[Records from a data source]

>> START

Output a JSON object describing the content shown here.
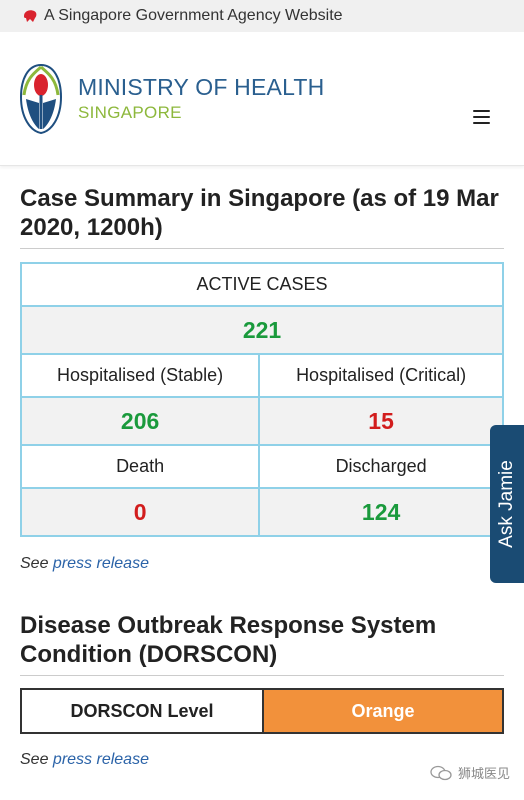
{
  "gov_banner": {
    "text": "A Singapore Government Agency Website",
    "icon": "lion-head-icon"
  },
  "header": {
    "title": "MINISTRY OF HEALTH",
    "subtitle": "SINGAPORE",
    "logo": "moh-logo",
    "menu_icon": "hamburger-menu-icon"
  },
  "case_summary": {
    "title": "Case Summary in Singapore (as of 19 Mar 2020, 1200h)",
    "active_label": "ACTIVE CASES",
    "active_value": "221",
    "hosp_stable_label": "Hospitalised (Stable)",
    "hosp_critical_label": "Hospitalised (Critical)",
    "hosp_stable_value": "206",
    "hosp_critical_value": "15",
    "death_label": "Death",
    "discharged_label": "Discharged",
    "death_value": "0",
    "discharged_value": "124",
    "see_prefix": "See",
    "press_link": "press release"
  },
  "dorscon": {
    "title": "Disease Outbreak Response System Condition (DORSCON)",
    "level_label": "DORSCON Level",
    "level_value": "Orange",
    "level_color": "#f2913b",
    "see_prefix": "See",
    "press_link": "press release"
  },
  "ask_jamie": {
    "label": "Ask Jamie"
  },
  "watermark": {
    "text": "狮城医见"
  },
  "colors": {
    "green": "#1a9a3c",
    "red": "#d21d1d",
    "brand_blue": "#2a5f8f",
    "brand_green": "#8db83c",
    "table_border": "#8fd1e8"
  }
}
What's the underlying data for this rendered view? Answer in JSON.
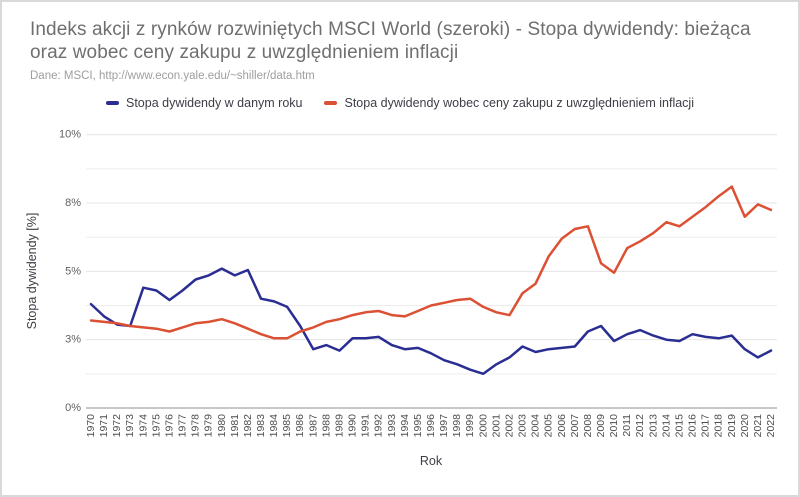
{
  "header": {
    "title": "Indeks akcji z rynków rozwiniętych MSCI World (szeroki) - Stopa dywidendy: bieżąca oraz wobec ceny zakupu z uwzględnieniem inflacji",
    "source": "Dane: MSCI, http://www.econ.yale.edu/~shiller/data.htm"
  },
  "chart_data": {
    "type": "line",
    "title": "Indeks akcji z rynków rozwiniętych MSCI World (szeroki) - Stopa dywidendy: bieżąca oraz wobec ceny zakupu z uwzględnieniem inflacji",
    "xlabel": "Rok",
    "ylabel": "Stopa dywidendy [%]",
    "ylim": [
      0,
      10
    ],
    "grid": true,
    "legend_position": "top",
    "yticks": [
      {
        "v": 0,
        "label": "0%"
      },
      {
        "v": 2.5,
        "label": "3%"
      },
      {
        "v": 5,
        "label": "5%"
      },
      {
        "v": 7.5,
        "label": "8%"
      },
      {
        "v": 10,
        "label": "10%"
      }
    ],
    "minor_gridlines": [
      1.25,
      3.75,
      6.25,
      8.75
    ],
    "x": [
      1970,
      1971,
      1972,
      1973,
      1974,
      1975,
      1976,
      1977,
      1978,
      1979,
      1980,
      1981,
      1982,
      1983,
      1984,
      1985,
      1986,
      1987,
      1988,
      1989,
      1990,
      1991,
      1992,
      1993,
      1994,
      1995,
      1996,
      1997,
      1998,
      1999,
      2000,
      2001,
      2002,
      2003,
      2004,
      2005,
      2006,
      2007,
      2008,
      2009,
      2010,
      2011,
      2012,
      2013,
      2014,
      2015,
      2016,
      2017,
      2018,
      2019,
      2020,
      2021,
      2022
    ],
    "series": [
      {
        "id": "current-year-yield",
        "name": "Stopa dywidendy w danym roku",
        "color": "#2a2e92",
        "values": [
          3.8,
          3.35,
          3.05,
          3.0,
          4.4,
          4.3,
          3.95,
          4.3,
          4.7,
          4.85,
          5.1,
          4.85,
          5.05,
          4.0,
          3.9,
          3.7,
          3.0,
          2.15,
          2.3,
          2.1,
          2.55,
          2.55,
          2.6,
          2.3,
          2.15,
          2.2,
          2.0,
          1.75,
          1.6,
          1.4,
          1.25,
          1.6,
          1.85,
          2.25,
          2.05,
          2.15,
          2.2,
          2.25,
          2.8,
          3.0,
          2.45,
          2.7,
          2.85,
          2.65,
          2.5,
          2.45,
          2.7,
          2.6,
          2.55,
          2.65,
          2.15,
          1.85,
          2.1
        ]
      },
      {
        "id": "yield-on-inflation-adjusted-cost",
        "name": "Stopa dywidendy wobec ceny zakupu z uwzględnieniem inflacji",
        "color": "#dc5033",
        "values": [
          3.2,
          3.15,
          3.1,
          3.0,
          2.95,
          2.9,
          2.8,
          2.95,
          3.1,
          3.15,
          3.25,
          3.1,
          2.9,
          2.7,
          2.55,
          2.55,
          2.8,
          2.95,
          3.15,
          3.25,
          3.4,
          3.5,
          3.55,
          3.4,
          3.35,
          3.55,
          3.75,
          3.85,
          3.95,
          4.0,
          3.7,
          3.5,
          3.4,
          4.2,
          4.55,
          5.55,
          6.2,
          6.55,
          6.65,
          5.3,
          4.95,
          5.85,
          6.1,
          6.4,
          6.8,
          6.65,
          7.0,
          7.35,
          7.75,
          8.1,
          7.0,
          7.45,
          7.25
        ]
      }
    ]
  }
}
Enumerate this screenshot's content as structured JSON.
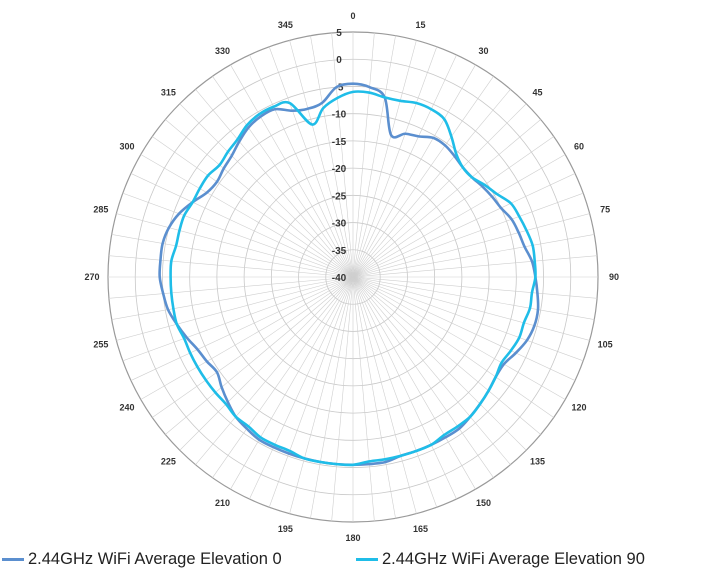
{
  "chart_data": {
    "type": "polar-line",
    "title": "",
    "angle_labels": [
      "0",
      "15",
      "30",
      "45",
      "60",
      "75",
      "90",
      "105",
      "120",
      "135",
      "150",
      "165",
      "180",
      "195",
      "210",
      "225",
      "240",
      "255",
      "270",
      "285",
      "300",
      "315",
      "330",
      "345"
    ],
    "radial_labels": [
      "5",
      "0",
      "-5",
      "-10",
      "-15",
      "-20",
      "-25",
      "-30",
      "-35",
      "-40"
    ],
    "rlim": [
      -40,
      5
    ],
    "rgrid_step": 5,
    "angle_grid_step": 5,
    "grid": true,
    "direction": "clockwise",
    "zero_location": "top",
    "legend_placement": "bottom",
    "series": [
      {
        "name": "2.44GHz WiFi Average Elevation 0",
        "color": "#5b8fcf",
        "angles": [
          0,
          5,
          10,
          15,
          20,
          25,
          30,
          35,
          40,
          45,
          50,
          55,
          60,
          65,
          70,
          75,
          80,
          85,
          90,
          95,
          100,
          105,
          110,
          115,
          120,
          125,
          130,
          135,
          140,
          145,
          150,
          155,
          160,
          165,
          170,
          175,
          180,
          185,
          190,
          195,
          200,
          205,
          210,
          215,
          220,
          225,
          230,
          235,
          240,
          245,
          250,
          255,
          260,
          265,
          270,
          275,
          280,
          285,
          290,
          295,
          300,
          305,
          310,
          315,
          320,
          325,
          330,
          335,
          340,
          345,
          350,
          355
        ],
        "values": [
          -4.5,
          -5,
          -6.5,
          -13,
          -12,
          -11.5,
          -10.5,
          -10.5,
          -11,
          -11.5,
          -11.5,
          -11,
          -10.5,
          -10,
          -9,
          -8.5,
          -8,
          -7,
          -6.5,
          -6,
          -5.5,
          -5.5,
          -6,
          -7,
          -8,
          -8,
          -7.5,
          -7,
          -6.5,
          -6,
          -6,
          -6,
          -6,
          -6,
          -5.5,
          -5.5,
          -5.5,
          -5.5,
          -5.5,
          -5.5,
          -5.5,
          -5.5,
          -5.5,
          -6,
          -6.5,
          -7.5,
          -8.5,
          -9.5,
          -9,
          -8.5,
          -7.5,
          -6.5,
          -5.5,
          -5,
          -4.5,
          -4.5,
          -4.5,
          -5,
          -6,
          -7.5,
          -9,
          -9.5,
          -9,
          -8.5,
          -7.5,
          -6.5,
          -6,
          -6,
          -7.5,
          -8,
          -7.5,
          -5
        ]
      },
      {
        "name": "2.44GHz WiFi Average Elevation 90",
        "color": "#1fbde8",
        "angles": [
          0,
          5,
          10,
          15,
          20,
          25,
          30,
          35,
          40,
          45,
          50,
          55,
          60,
          65,
          70,
          75,
          80,
          85,
          90,
          95,
          100,
          105,
          110,
          115,
          120,
          125,
          130,
          135,
          140,
          145,
          150,
          155,
          160,
          165,
          170,
          175,
          180,
          185,
          190,
          195,
          200,
          205,
          210,
          215,
          220,
          225,
          230,
          235,
          240,
          245,
          250,
          255,
          260,
          265,
          270,
          275,
          280,
          285,
          290,
          295,
          300,
          305,
          310,
          315,
          320,
          325,
          330,
          335,
          340,
          345,
          350,
          355
        ],
        "values": [
          -6,
          -6,
          -6.5,
          -6.5,
          -6,
          -6,
          -6.5,
          -8.5,
          -10.5,
          -11.5,
          -11.5,
          -10.5,
          -9.5,
          -8,
          -7.5,
          -7,
          -6.5,
          -6.5,
          -6.5,
          -7,
          -7,
          -7.5,
          -7.5,
          -8,
          -8.5,
          -8,
          -7.5,
          -7,
          -6.5,
          -6.5,
          -6.5,
          -6,
          -6,
          -6,
          -6,
          -6,
          -5.5,
          -5.5,
          -5.5,
          -5.5,
          -6,
          -6,
          -6,
          -6.5,
          -6.5,
          -7,
          -7,
          -7,
          -7,
          -7,
          -7,
          -6.5,
          -6.5,
          -6.5,
          -6.5,
          -6.5,
          -7,
          -7,
          -7,
          -7.5,
          -7.5,
          -7.5,
          -8,
          -7.5,
          -7,
          -6,
          -5.5,
          -5.5,
          -6,
          -11,
          -8.5,
          -7
        ]
      }
    ]
  }
}
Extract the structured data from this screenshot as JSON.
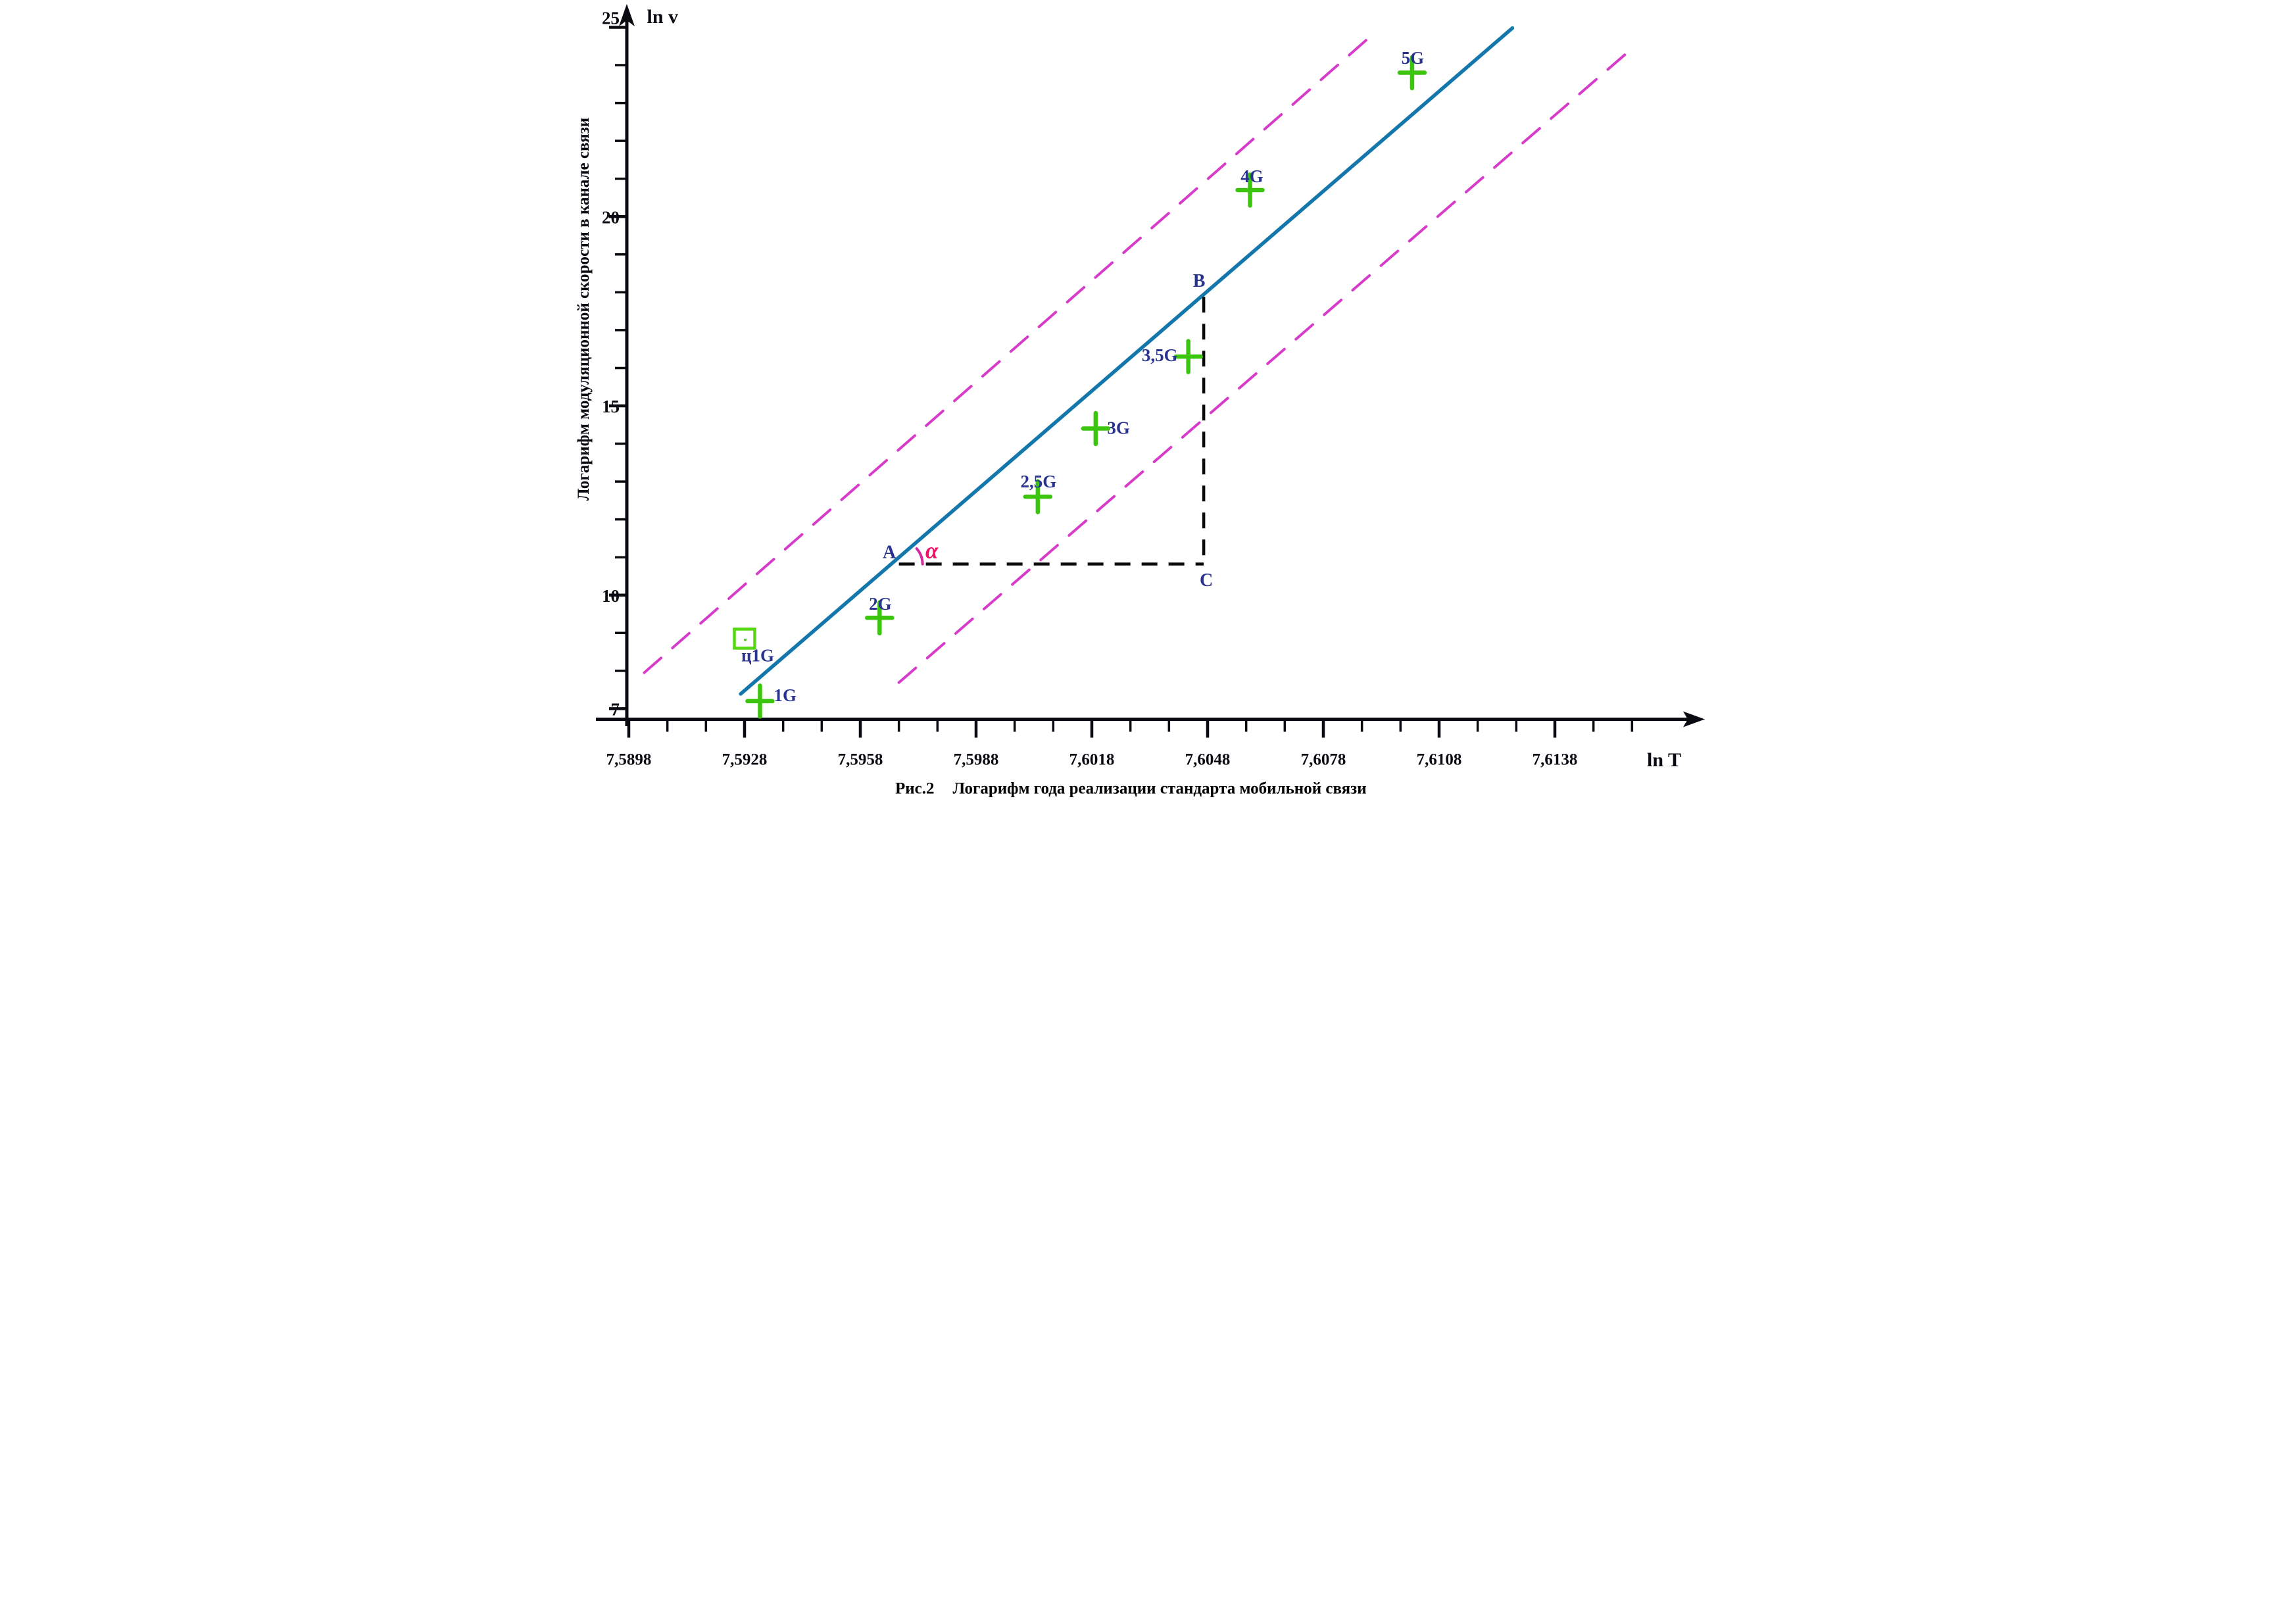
{
  "figure": {
    "caption_prefix": "Рис.2",
    "caption_text": "Логарифм года реализации стандарта мобильной связи",
    "y_axis_title": "Логарифм модуляционной скорости в канале связи",
    "y_axis_unit_label": "ln v",
    "x_axis_unit_label": "ln T"
  },
  "chart_data": {
    "type": "scatter",
    "title": "Рис.2 Логарифм года реализации стандарта мобильной связи",
    "xlabel": "ln T",
    "ylabel": "ln v",
    "xlim": [
      7.5888,
      7.6168
    ],
    "ylim": [
      6.7,
      25.5
    ],
    "grid": false,
    "legend": "none",
    "x_ticks": [
      {
        "value": 7.5898,
        "label": "7,5898"
      },
      {
        "value": 7.5928,
        "label": "7,5928"
      },
      {
        "value": 7.5958,
        "label": "7,5958"
      },
      {
        "value": 7.5988,
        "label": "7,5988"
      },
      {
        "value": 7.6018,
        "label": "7,6018"
      },
      {
        "value": 7.6048,
        "label": "7,6048"
      },
      {
        "value": 7.6078,
        "label": "7,6078"
      },
      {
        "value": 7.6108,
        "label": "7,6108"
      },
      {
        "value": 7.6138,
        "label": "7,6138"
      }
    ],
    "x_minor_step": 0.001,
    "x_minor_range": [
      7.5898,
      7.6158
    ],
    "y_ticks": [
      {
        "value": 25,
        "label": "25"
      },
      {
        "value": 20,
        "label": "20"
      },
      {
        "value": 15,
        "label": "15"
      },
      {
        "value": 10,
        "label": "10"
      },
      {
        "value": 7,
        "label": "7"
      }
    ],
    "y_minor_step": 1,
    "y_minor_range": [
      7,
      25
    ],
    "points": [
      {
        "label": "1G",
        "x": 7.5932,
        "y": 7.2,
        "marker": "cross"
      },
      {
        "label": "ц1G",
        "x": 7.5928,
        "y": 8.85,
        "marker": "square"
      },
      {
        "label": "2G",
        "x": 7.5963,
        "y": 9.4,
        "marker": "cross"
      },
      {
        "label": "2,5G",
        "x": 7.6004,
        "y": 12.6,
        "marker": "cross"
      },
      {
        "label": "3G",
        "x": 7.6019,
        "y": 14.4,
        "marker": "cross"
      },
      {
        "label": "3,5G",
        "x": 7.6043,
        "y": 16.3,
        "marker": "cross"
      },
      {
        "label": "4G",
        "x": 7.6059,
        "y": 20.7,
        "marker": "cross"
      },
      {
        "label": "5G",
        "x": 7.6101,
        "y": 23.8,
        "marker": "cross"
      }
    ],
    "regression_line": {
      "x1": 7.5927,
      "y1": 7.39,
      "x2": 7.6127,
      "y2": 24.98
    },
    "confidence_bands": [
      {
        "name": "upper",
        "x1": 7.5902,
        "y1": 7.95,
        "x2": 7.609,
        "y2": 24.74
      },
      {
        "name": "lower",
        "x1": 7.5968,
        "y1": 7.69,
        "x2": 7.6158,
        "y2": 24.44
      }
    ],
    "construction": {
      "A": {
        "label": "A",
        "x": 7.5968,
        "y": 10.82
      },
      "B": {
        "label": "B",
        "x": 7.6047,
        "y": 17.88
      },
      "C": {
        "label": "C",
        "x": 7.6047,
        "y": 10.82
      },
      "angle_label": "α"
    },
    "colors": {
      "regression_line": "#1477ac",
      "confidence_band": "#d63bc9",
      "cross_marker": "#3cc50f",
      "square_marker": "#56d714",
      "point_label": "#2a3490",
      "construction_dash": "#0b0b0b",
      "construction_label": "#2a3490",
      "angle_arc": "#d02a9e",
      "angle_label": "#ee0f67",
      "axis": "#0a0a12"
    }
  }
}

>> END

Read the data above. Pull out each line in which the string "icon" appears.

§ EXERCISE RESULT
    "icon": "lion-head-icon"
    "menu_icon": "hamburger-menu-icon"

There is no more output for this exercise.